### Work to complete
Skip the images. Copy the records exactly as written.

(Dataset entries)

— BEGIN —

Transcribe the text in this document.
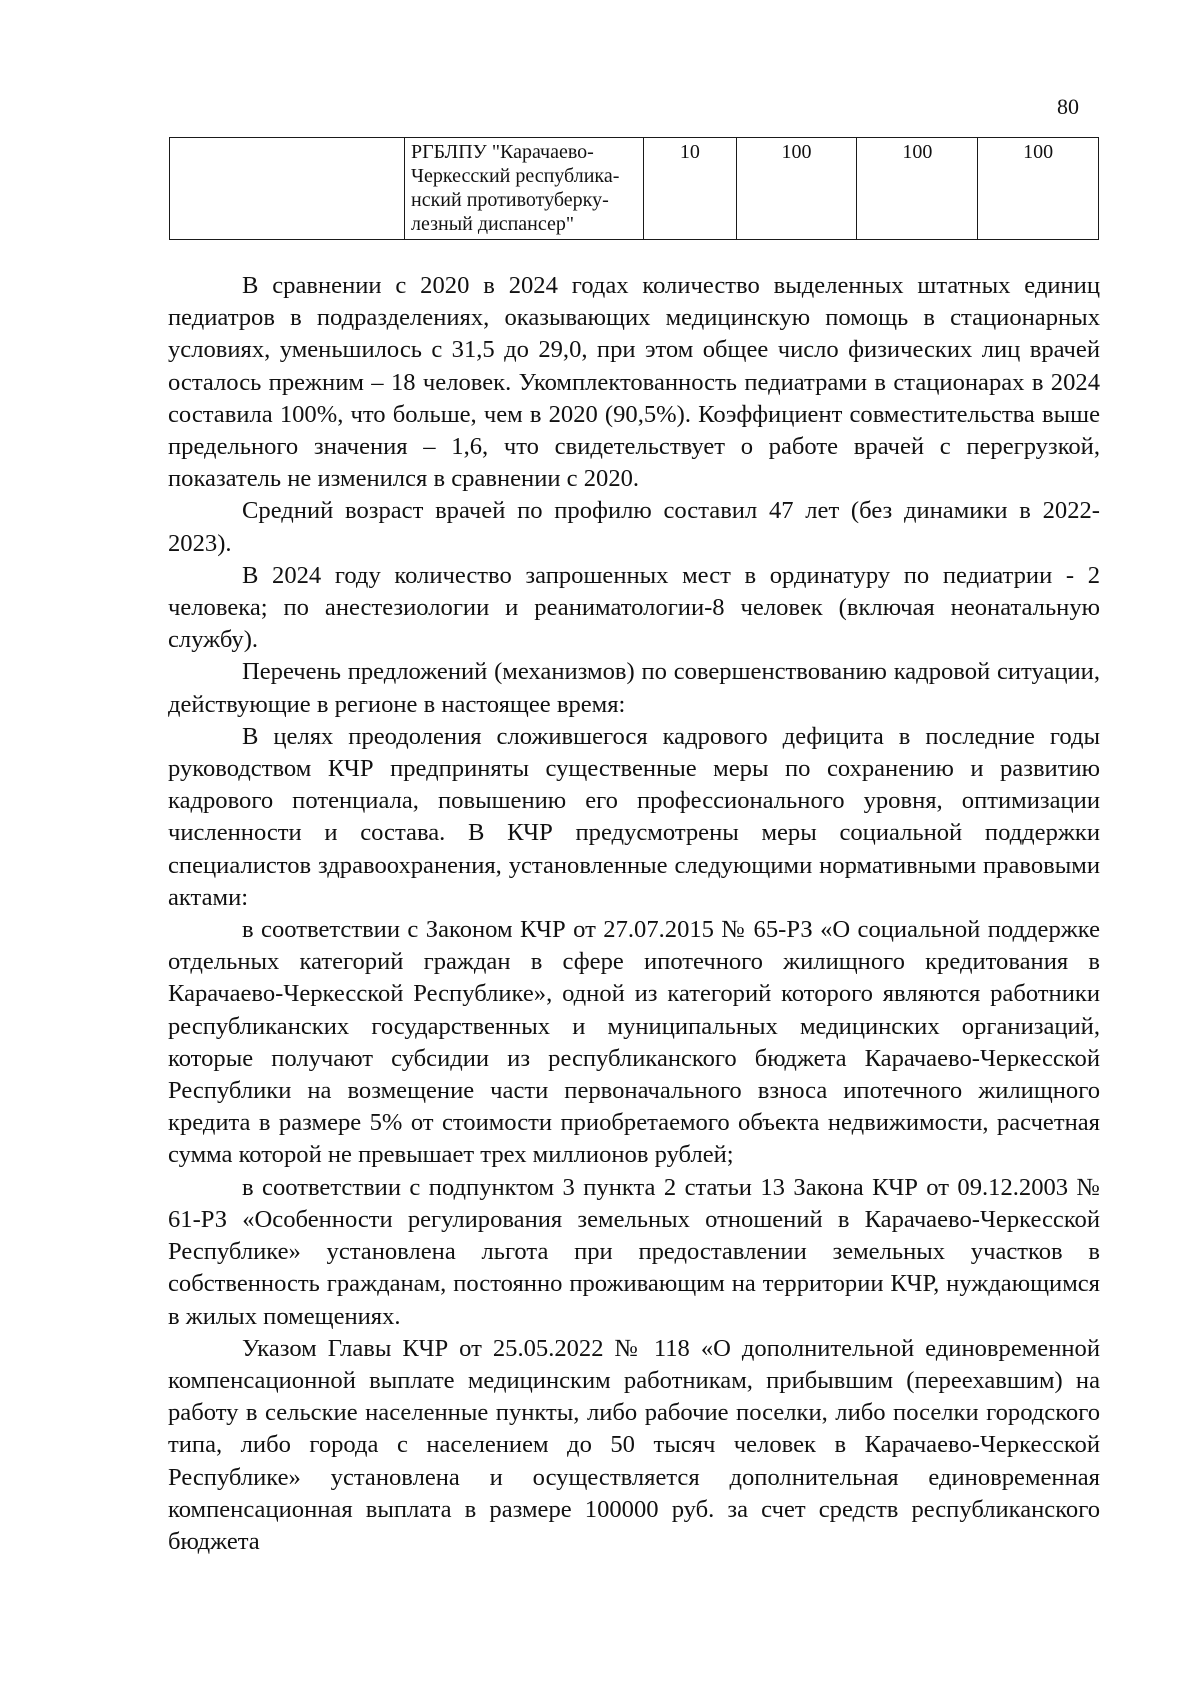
80
	РГБЛПУ "Карачаево-Черкесский республика-нский противотуберку-лезный диспансер"	10	100	100	100

В сравнении с 2020 в 2024 годах количество выделенных штатных единиц педиатров в подразделениях, оказывающих медицинскую помощь в стационарных условиях, уменьшилось с 31,5 до 29,0, при этом общее число физических лиц врачей осталось прежним – 18 человек. Укомплектованность педиатрами в стационарах в 2024 составила 100%, что больше, чем в 2020 (90,5%). Коэффициент совместительства выше предельного значения – 1,6, что свидетельствует о работе врачей с перегрузкой, показатель не изменился в сравнении с 2020.

Средний возраст врачей по профилю составил 47 лет (без динамики в 2022-2023).

В 2024 году количество запрошенных мест в ординатуру по педиатрии - 2 человека; по анестезиологии и реаниматологии-8 человек (включая неонатальную службу).

Перечень предложений (механизмов) по совершенствованию кадровой ситуации, действующие в регионе в настоящее время:

В целях преодоления сложившегося кадрового дефицита в последние годы руководством КЧР предприняты существенные меры по сохранению и развитию кадрового потенциала, повышению его профессионального уровня, оптимизации численности и состава. В КЧР предусмотрены меры социальной поддержки специалистов здравоохранения, установленные следующими нормативными правовыми актами:

в соответствии с Законом КЧР от 27.07.2015 № 65-РЗ «О социальной поддержке отдельных категорий граждан в сфере ипотечного жилищного кредитования в Карачаево-Черкесской Республике», одной из категорий которого являются работники республиканских государственных и муниципальных медицинских организаций, которые получают субсидии из республиканского бюджета Карачаево-Черкесской Республики на возмещение части первоначального взноса ипотечного жилищного кредита в размере 5% от стоимости приобретаемого объекта недвижимости, расчетная сумма которой не превышает трех миллионов рублей;

в соответствии с подпунктом 3 пункта 2 статьи 13 Закона КЧР от 09.12.2003 № 61-РЗ «Особенности регулирования земельных отношений в Карачаево-Черкесской Республике» установлена льгота при предоставлении земельных участков в собственность гражданам, постоянно проживающим на территории КЧР, нуждающимся в жилых помещениях.

Указом Главы КЧР от 25.05.2022 № 118 «О дополнительной единовременной компенсационной выплате медицинским работникам, прибывшим (переехавшим) на работу в сельские населенные пункты, либо рабочие поселки, либо поселки городского типа, либо города с населением до 50 тысяч человек в Карачаево-Черкесской Республике» установлена и осуществляется дополнительная единовременная компенсационная выплата в размере 100000 руб. за счет средств республиканского бюджета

— END —

### Result
Transcribe the text in this document.
80
	РГБЛПУ "Карачаево-Черкесский республика-нский противотуберку-лезный диспансер"	10	100	100	100

В сравнении с 2020 в 2024 годах количество выделенных штатных единиц педиатров в подразделениях, оказывающих медицинскую помощь в стационарных условиях, уменьшилось с 31,5 до 29,0, при этом общее число физических лиц врачей осталось прежним – 18 человек. Укомплектованность педиатрами в стационарах в 2024 составила 100%, что больше, чем в 2020 (90,5%). Коэффициент совместительства выше предельного значения – 1,6, что свидетельствует о работе врачей с перегрузкой, показатель не изменился в сравнении с 2020.

Средний возраст врачей по профилю составил 47 лет (без динамики в 2022-2023).

В 2024 году количество запрошенных мест в ординатуру по педиатрии - 2 человека; по анестезиологии и реаниматологии-8 человек (включая неонатальную службу).

Перечень предложений (механизмов) по совершенствованию кадровой ситуации, действующие в регионе в настоящее время:

В целях преодоления сложившегося кадрового дефицита в последние годы руководством КЧР предприняты существенные меры по сохранению и развитию кадрового потенциала, повышению его профессионального уровня, оптимизации численности и состава. В КЧР предусмотрены меры социальной поддержки специалистов здравоохранения, установленные следующими нормативными правовыми актами:

в соответствии с Законом КЧР от 27.07.2015 № 65-РЗ «О социальной поддержке отдельных категорий граждан в сфере ипотечного жилищного кредитования в Карачаево-Черкесской Республике», одной из категорий которого являются работники республиканских государственных и муниципальных медицинских организаций, которые получают субсидии из республиканского бюджета Карачаево-Черкесской Республики на возмещение части первоначального взноса ипотечного жилищного кредита в размере 5% от стоимости приобретаемого объекта недвижимости, расчетная сумма которой не превышает трех миллионов рублей;

в соответствии с подпунктом 3 пункта 2 статьи 13 Закона КЧР от 09.12.2003 № 61-РЗ «Особенности регулирования земельных отношений в Карачаево-Черкесской Республике» установлена льгота при предоставлении земельных участков в собственность гражданам, постоянно проживающим на территории КЧР, нуждающимся в жилых помещениях.

Указом Главы КЧР от 25.05.2022 № 118 «О дополнительной единовременной компенсационной выплате медицинским работникам, прибывшим (переехавшим) на работу в сельские населенные пункты, либо рабочие поселки, либо поселки городского типа, либо города с населением до 50 тысяч человек в Карачаево-Черкесской Республике» установлена и осуществляется дополнительная единовременная компенсационная выплата в размере 100000 руб. за счет средств республиканского бюджета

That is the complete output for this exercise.